* start Material for this task *

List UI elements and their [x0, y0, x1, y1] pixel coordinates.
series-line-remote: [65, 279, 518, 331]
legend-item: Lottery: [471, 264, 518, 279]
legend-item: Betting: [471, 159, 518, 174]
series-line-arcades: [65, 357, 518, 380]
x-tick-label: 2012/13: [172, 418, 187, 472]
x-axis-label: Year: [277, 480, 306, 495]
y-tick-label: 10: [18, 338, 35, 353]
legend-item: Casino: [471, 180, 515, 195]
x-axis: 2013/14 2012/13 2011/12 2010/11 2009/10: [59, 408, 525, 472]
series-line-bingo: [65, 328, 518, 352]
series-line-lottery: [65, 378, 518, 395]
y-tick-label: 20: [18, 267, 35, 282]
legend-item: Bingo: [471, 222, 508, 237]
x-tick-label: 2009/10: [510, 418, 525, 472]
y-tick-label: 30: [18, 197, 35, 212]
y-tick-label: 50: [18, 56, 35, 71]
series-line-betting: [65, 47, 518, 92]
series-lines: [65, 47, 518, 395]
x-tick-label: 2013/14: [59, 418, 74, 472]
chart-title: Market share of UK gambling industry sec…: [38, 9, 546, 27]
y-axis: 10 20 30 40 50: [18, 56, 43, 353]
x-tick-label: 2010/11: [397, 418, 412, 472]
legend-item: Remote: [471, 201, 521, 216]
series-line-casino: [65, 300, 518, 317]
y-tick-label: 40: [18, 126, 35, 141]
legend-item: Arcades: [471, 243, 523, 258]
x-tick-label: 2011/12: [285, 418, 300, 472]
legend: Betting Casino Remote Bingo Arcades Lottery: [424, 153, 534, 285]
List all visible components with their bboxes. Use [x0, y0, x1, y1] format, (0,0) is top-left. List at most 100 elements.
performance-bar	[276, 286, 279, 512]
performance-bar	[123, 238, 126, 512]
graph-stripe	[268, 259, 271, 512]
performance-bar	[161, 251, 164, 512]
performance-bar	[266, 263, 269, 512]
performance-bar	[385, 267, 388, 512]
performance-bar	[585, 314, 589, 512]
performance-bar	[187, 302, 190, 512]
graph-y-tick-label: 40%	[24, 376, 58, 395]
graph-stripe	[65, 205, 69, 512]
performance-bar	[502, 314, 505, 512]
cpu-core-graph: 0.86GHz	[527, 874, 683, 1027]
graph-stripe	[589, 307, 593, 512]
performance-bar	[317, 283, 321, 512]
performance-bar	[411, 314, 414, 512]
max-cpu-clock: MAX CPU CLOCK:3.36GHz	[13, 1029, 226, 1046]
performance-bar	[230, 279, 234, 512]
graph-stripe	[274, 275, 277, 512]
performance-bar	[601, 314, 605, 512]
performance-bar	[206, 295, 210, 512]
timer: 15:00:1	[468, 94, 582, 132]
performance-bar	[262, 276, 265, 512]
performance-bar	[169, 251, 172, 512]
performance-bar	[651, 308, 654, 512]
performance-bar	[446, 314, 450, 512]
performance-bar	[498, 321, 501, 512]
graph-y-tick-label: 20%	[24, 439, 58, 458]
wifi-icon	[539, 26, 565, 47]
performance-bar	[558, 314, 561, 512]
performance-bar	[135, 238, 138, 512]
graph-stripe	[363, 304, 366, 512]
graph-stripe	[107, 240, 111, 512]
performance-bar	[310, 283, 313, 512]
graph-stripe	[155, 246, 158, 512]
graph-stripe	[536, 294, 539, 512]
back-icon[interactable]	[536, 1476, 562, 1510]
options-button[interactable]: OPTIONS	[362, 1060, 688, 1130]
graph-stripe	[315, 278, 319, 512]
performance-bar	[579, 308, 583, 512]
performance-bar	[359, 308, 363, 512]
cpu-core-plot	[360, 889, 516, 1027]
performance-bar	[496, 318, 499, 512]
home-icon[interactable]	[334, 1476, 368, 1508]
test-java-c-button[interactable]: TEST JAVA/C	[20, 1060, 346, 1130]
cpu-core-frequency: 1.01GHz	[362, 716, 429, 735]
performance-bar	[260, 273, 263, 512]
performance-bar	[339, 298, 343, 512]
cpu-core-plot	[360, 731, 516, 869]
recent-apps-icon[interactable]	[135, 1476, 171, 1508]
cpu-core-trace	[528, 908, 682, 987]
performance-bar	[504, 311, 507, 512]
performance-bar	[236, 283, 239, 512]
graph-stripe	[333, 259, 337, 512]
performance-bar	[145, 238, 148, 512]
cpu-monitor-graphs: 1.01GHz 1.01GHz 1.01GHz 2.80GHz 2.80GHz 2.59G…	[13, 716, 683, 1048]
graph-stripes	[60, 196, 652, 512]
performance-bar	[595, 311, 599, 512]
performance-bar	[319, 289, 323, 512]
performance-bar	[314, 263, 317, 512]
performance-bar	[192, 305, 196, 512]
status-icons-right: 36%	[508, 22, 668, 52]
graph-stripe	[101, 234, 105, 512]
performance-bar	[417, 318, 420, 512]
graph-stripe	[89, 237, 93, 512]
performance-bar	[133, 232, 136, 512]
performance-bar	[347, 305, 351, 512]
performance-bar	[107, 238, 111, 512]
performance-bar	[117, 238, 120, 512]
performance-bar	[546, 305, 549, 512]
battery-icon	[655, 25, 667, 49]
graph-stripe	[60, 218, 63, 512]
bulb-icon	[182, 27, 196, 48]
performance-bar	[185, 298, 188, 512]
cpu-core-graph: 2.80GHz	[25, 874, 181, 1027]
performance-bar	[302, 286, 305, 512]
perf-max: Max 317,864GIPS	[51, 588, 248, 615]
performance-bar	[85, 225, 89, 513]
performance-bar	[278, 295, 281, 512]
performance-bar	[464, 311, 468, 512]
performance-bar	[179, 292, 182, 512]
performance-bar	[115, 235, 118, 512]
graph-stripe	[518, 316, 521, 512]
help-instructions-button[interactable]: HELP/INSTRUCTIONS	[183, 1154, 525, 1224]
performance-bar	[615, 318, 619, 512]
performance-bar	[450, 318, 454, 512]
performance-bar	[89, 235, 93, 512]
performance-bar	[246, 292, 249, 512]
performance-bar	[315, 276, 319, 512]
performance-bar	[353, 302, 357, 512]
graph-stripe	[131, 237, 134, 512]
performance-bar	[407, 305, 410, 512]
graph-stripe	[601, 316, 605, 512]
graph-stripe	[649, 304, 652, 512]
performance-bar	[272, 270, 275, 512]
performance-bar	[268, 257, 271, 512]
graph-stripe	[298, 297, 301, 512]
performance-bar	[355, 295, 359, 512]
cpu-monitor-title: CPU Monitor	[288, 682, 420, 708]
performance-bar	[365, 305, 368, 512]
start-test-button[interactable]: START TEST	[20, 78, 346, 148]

* end Material for this task *

## Required task
Please rewrite the items from the first line through the line holding "x-axis-label: Year: [277, 480, 306, 495]", inclusive, with "Lottery" replaced by "Lotteries" and everything else left unchanged.

## The response
List UI elements and their [x0, y0, x1, y1] pixel coordinates.
series-line-remote: [65, 279, 518, 331]
legend-item: Lotteries: [471, 264, 518, 279]
legend-item: Betting: [471, 159, 518, 174]
series-line-arcades: [65, 357, 518, 380]
x-tick-label: 2012/13: [172, 418, 187, 472]
x-axis-label: Year: [277, 480, 306, 495]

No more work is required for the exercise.